## Problem details
Below are some records; reproduce every one of them exactly.

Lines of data
──────

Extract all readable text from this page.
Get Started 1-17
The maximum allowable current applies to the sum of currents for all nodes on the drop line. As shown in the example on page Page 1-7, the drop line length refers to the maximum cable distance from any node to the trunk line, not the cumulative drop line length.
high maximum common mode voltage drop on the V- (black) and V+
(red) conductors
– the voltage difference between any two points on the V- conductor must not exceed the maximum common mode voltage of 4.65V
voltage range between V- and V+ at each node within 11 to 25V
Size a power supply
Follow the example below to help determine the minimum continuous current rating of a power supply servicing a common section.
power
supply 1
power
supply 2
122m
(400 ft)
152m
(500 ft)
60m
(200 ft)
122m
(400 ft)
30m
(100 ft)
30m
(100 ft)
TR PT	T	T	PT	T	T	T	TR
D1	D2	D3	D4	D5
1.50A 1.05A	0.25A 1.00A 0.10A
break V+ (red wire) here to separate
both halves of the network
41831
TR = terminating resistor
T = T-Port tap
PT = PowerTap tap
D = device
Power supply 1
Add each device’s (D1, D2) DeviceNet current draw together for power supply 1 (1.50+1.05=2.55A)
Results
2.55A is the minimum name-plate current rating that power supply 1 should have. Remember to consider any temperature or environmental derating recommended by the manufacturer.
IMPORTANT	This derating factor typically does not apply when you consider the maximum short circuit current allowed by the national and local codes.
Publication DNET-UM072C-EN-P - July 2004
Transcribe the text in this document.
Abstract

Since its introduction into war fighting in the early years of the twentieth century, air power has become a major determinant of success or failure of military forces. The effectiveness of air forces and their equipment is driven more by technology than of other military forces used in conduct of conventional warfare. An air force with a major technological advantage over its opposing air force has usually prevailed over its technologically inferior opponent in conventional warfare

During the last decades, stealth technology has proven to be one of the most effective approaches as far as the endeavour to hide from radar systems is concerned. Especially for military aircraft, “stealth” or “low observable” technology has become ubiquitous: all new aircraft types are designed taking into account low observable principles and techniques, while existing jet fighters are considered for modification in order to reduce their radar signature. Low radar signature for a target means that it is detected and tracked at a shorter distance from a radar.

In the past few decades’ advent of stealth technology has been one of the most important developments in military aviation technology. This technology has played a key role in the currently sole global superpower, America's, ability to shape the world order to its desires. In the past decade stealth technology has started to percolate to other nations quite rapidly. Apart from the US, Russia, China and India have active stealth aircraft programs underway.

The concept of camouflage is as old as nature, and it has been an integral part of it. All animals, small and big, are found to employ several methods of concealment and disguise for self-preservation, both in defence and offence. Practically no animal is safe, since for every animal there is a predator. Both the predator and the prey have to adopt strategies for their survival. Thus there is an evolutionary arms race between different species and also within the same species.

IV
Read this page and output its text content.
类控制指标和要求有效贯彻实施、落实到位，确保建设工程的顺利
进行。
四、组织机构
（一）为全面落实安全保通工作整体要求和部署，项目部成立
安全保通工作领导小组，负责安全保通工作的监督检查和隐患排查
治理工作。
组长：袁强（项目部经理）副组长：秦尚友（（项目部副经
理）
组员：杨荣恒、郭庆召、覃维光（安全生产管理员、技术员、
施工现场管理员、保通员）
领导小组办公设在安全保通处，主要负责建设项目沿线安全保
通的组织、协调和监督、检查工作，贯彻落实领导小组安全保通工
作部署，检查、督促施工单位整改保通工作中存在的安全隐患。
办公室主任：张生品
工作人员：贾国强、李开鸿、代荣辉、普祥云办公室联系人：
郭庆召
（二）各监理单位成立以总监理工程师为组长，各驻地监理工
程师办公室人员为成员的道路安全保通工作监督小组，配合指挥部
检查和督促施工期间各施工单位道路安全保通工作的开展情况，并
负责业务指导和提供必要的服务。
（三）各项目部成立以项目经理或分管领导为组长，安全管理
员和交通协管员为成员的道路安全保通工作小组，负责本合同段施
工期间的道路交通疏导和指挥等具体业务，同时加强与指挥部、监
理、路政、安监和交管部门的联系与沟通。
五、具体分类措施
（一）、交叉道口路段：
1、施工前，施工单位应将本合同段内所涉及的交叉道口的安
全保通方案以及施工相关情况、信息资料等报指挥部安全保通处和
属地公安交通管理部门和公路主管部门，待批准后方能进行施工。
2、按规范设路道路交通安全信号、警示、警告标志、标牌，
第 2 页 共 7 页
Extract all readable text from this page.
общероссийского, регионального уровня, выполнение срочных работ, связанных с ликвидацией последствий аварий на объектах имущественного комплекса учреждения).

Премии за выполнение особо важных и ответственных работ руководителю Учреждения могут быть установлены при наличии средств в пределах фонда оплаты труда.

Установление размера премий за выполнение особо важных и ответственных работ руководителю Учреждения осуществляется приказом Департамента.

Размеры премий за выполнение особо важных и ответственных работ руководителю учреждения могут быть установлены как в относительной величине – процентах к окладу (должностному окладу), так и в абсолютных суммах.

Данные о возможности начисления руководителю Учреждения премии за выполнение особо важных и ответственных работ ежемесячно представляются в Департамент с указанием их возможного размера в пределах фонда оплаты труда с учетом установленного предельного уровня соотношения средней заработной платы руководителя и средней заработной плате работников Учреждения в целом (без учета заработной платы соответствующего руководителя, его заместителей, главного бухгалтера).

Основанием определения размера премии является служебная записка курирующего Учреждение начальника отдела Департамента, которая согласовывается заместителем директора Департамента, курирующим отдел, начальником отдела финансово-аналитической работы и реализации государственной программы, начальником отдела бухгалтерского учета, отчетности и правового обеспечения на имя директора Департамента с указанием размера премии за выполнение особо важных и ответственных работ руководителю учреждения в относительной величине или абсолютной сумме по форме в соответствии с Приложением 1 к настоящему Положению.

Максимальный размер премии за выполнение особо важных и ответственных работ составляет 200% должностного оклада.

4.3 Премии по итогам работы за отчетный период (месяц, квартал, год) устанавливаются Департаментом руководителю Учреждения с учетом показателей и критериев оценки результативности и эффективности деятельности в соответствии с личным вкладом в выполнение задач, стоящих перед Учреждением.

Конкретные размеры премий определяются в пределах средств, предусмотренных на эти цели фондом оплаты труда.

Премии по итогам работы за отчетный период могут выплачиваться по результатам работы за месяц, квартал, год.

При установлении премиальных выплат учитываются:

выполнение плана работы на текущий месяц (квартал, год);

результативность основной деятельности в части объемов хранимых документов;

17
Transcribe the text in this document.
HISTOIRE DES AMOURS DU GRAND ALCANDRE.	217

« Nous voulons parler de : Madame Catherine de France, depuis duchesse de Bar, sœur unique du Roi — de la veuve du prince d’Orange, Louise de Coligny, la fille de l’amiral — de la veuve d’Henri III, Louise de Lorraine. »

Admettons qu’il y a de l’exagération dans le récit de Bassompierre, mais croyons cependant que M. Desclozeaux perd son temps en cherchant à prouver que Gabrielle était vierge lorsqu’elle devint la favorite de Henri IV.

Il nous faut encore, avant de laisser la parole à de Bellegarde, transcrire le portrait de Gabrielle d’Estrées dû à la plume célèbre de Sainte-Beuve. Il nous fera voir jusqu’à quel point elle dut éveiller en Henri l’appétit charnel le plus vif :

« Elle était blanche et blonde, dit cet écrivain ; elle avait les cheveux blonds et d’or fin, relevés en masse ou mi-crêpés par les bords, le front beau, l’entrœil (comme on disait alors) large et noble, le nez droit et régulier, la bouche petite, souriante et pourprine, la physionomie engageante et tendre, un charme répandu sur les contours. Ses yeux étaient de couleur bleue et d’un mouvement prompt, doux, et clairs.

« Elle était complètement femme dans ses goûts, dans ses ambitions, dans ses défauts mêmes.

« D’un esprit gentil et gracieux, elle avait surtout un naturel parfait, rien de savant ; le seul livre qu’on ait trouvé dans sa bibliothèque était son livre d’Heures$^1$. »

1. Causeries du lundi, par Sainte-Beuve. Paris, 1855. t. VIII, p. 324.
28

──────

## Task result
Extract all readable text from this page.
Get Started 1-17
The maximum allowable current applies to the sum of currents for all nodes on the drop line. As shown in the example on page Page 1-7, the drop line length refers to the maximum cable distance from any node to the trunk line, not the cumulative drop line length.
high maximum common mode voltage drop on the V- (black) and V+
(red) conductors
– the voltage difference between any two points on the V- conductor must not exceed the maximum common mode voltage of 4.65V
voltage range between V- and V+ at each node within 11 to 25V
Size a power supply
Follow the example below to help determine the minimum continuous current rating of a power supply servicing a common section.
power
supply 1
power
supply 2
122m
(400 ft)
152m
(500 ft)
60m
(200 ft)
122m
(400 ft)
30m
(100 ft)
30m
(100 ft)
TR PT	T	T	PT	T	T	T	TR
D1	D2	D3	D4	D5
1.50A 1.05A	0.25A 1.00A 0.10A
break V+ (red wire) here to separate
both halves of the network
41831
TR = terminating resistor
T = T-Port tap
PT = PowerTap tap
D = device
Power supply 1
Add each device’s (D1, D2) DeviceNet current draw together for power supply 1 (1.50+1.05=2.55A)
Results
2.55A is the minimum name-plate current rating that power supply 1 should have. Remember to consider any temperature or environmental derating recommended by the manufacturer.
IMPORTANT	This derating factor typically does not apply when you consider the maximum short circuit current allowed by the national and local codes.
Publication DNET-UM072C-EN-P - July 2004
Transcribe the text in this document.
Abstract

Since its introduction into war fighting in the early years of the twentieth century, air power has become a major determinant of success or failure of military forces. The effectiveness of air forces and their equipment is driven more by technology than of other military forces used in conduct of conventional warfare. An air force with a major technological advantage over its opposing air force has usually prevailed over its technologically inferior opponent in conventional warfare

During the last decades, stealth technology has proven to be one of the most effective approaches as far as the endeavour to hide from radar systems is concerned. Especially for military aircraft, “stealth” or “low observable” technology has become ubiquitous: all new aircraft types are designed taking into account low observable principles and techniques, while existing jet fighters are considered for modification in order to reduce their radar signature. Low radar signature for a target means that it is detected and tracked at a shorter distance from a radar.

In the past few decades’ advent of stealth technology has been one of the most important developments in military aviation technology. This technology has played a key role in the currently sole global superpower, America's, ability to shape the world order to its desires. In the past decade stealth technology has started to percolate to other nations quite rapidly. Apart from the US, Russia, China and India have active stealth aircraft programs underway.

The concept of camouflage is as old as nature, and it has been an integral part of it. All animals, small and big, are found to employ several methods of concealment and disguise for self-preservation, both in defence and offence. Practically no animal is safe, since for every animal there is a predator. Both the predator and the prey have to adopt strategies for their survival. Thus there is an evolutionary arms race between different species and also within the same species.

IV
Read this page and output its text content.
类控制指标和要求有效贯彻实施、落实到位，确保建设工程的顺利
进行。
四、组织机构
（一）为全面落实安全保通工作整体要求和部署，项目部成立
安全保通工作领导小组，负责安全保通工作的监督检查和隐患排查
治理工作。
组长：袁强（项目部经理）副组长：秦尚友（（项目部副经
理）
组员：杨荣恒、郭庆召、覃维光（安全生产管理员、技术员、
施工现场管理员、保通员）
领导小组办公设在安全保通处，主要负责建设项目沿线安全保
通的组织、协调和监督、检查工作，贯彻落实领导小组安全保通工
作部署，检查、督促施工单位整改保通工作中存在的安全隐患。
办公室主任：张生品
工作人员：贾国强、李开鸿、代荣辉、普祥云办公室联系人：
郭庆召
（二）各监理单位成立以总监理工程师为组长，各驻地监理工
程师办公室人员为成员的道路安全保通工作监督小组，配合指挥部
检查和督促施工期间各施工单位道路安全保通工作的开展情况，并
负责业务指导和提供必要的服务。
（三）各项目部成立以项目经理或分管领导为组长，安全管理
员和交通协管员为成员的道路安全保通工作小组，负责本合同段施
工期间的道路交通疏导和指挥等具体业务，同时加强与指挥部、监
理、路政、安监和交管部门的联系与沟通。
五、具体分类措施
（一）、交叉道口路段：
1、施工前，施工单位应将本合同段内所涉及的交叉道口的安
全保通方案以及施工相关情况、信息资料等报指挥部安全保通处和
属地公安交通管理部门和公路主管部门，待批准后方能进行施工。
2、按规范设路道路交通安全信号、警示、警告标志、标牌，
第 2 页 共 7 页
Extract all readable text from this page.
общероссийского, регионального уровня, выполнение срочных работ, связанных с ликвидацией последствий аварий на объектах имущественного комплекса учреждения).

Премии за выполнение особо важных и ответственных работ руководителю Учреждения могут быть установлены при наличии средств в пределах фонда оплаты труда.

Установление размера премий за выполнение особо важных и ответственных работ руководителю Учреждения осуществляется приказом Департамента.

Размеры премий за выполнение особо важных и ответственных работ руководителю учреждения могут быть установлены как в относительной величине – процентах к окладу (должностному окладу), так и в абсолютных суммах.

Данные о возможности начисления руководителю Учреждения премии за выполнение особо важных и ответственных работ ежемесячно представляются в Департамент с указанием их возможного размера в пределах фонда оплаты труда с учетом установленного предельного уровня соотношения средней заработной платы руководителя и средней заработной плате работников Учреждения в целом (без учета заработной платы соответствующего руководителя, его заместителей, главного бухгалтера).

Основанием определения размера премии является служебная записка курирующего Учреждение начальника отдела Департамента, которая согласовывается заместителем директора Департамента, курирующим отдел, начальником отдела финансово-аналитической работы и реализации государственной программы, начальником отдела бухгалтерского учета, отчетности и правового обеспечения на имя директора Департамента с указанием размера премии за выполнение особо важных и ответственных работ руководителю учреждения в относительной величине или абсолютной сумме по форме в соответствии с Приложением 1 к настоящему Положению.

Максимальный размер премии за выполнение особо важных и ответственных работ составляет 200% должностного оклада.

4.3 Премии по итогам работы за отчетный период (месяц, квартал, год) устанавливаются Департаментом руководителю Учреждения с учетом показателей и критериев оценки результативности и эффективности деятельности в соответствии с личным вкладом в выполнение задач, стоящих перед Учреждением.

Конкретные размеры премий определяются в пределах средств, предусмотренных на эти цели фондом оплаты труда.

Премии по итогам работы за отчетный период могут выплачиваться по результатам работы за месяц, квартал, год.

При установлении премиальных выплат учитываются:

выполнение плана работы на текущий месяц (квартал, год);

результативность основной деятельности в части объемов хранимых документов;

17
Transcribe the text in this document.
HISTOIRE DES AMOURS DU GRAND ALCANDRE.	217

« Nous voulons parler de : Madame Catherine de France, depuis duchesse de Bar, sœur unique du Roi — de la veuve du prince d’Orange, Louise de Coligny, la fille de l’amiral — de la veuve d’Henri III, Louise de Lorraine. »

Admettons qu’il y a de l’exagération dans le récit de Bassompierre, mais croyons cependant que M. Desclozeaux perd son temps en cherchant à prouver que Gabrielle était vierge lorsqu’elle devint la favorite de Henri IV.

Il nous faut encore, avant de laisser la parole à de Bellegarde, transcrire le portrait de Gabrielle d’Estrées dû à la plume célèbre de Sainte-Beuve. Il nous fera voir jusqu’à quel point elle dut éveiller en Henri l’appétit charnel le plus vif :

« Elle était blanche et blonde, dit cet écrivain ; elle avait les cheveux blonds et d’or fin, relevés en masse ou mi-crêpés par les bords, le front beau, l’entrœil (comme on disait alors) large et noble, le nez droit et régulier, la bouche petite, souriante et pourprine, la physionomie engageante et tendre, un charme répandu sur les contours. Ses yeux étaient de couleur bleue et d’un mouvement prompt, doux, et clairs.

« Elle était complètement femme dans ses goûts, dans ses ambitions, dans ses défauts mêmes.

« D’un esprit gentil et gracieux, elle avait surtout un naturel parfait, rien de savant ; le seul livre qu’on ait trouvé dans sa bibliothèque était son livre d’Heures$^1$. »

1. Causeries du lundi, par Sainte-Beuve. Paris, 1855. t. VIII, p. 324.
28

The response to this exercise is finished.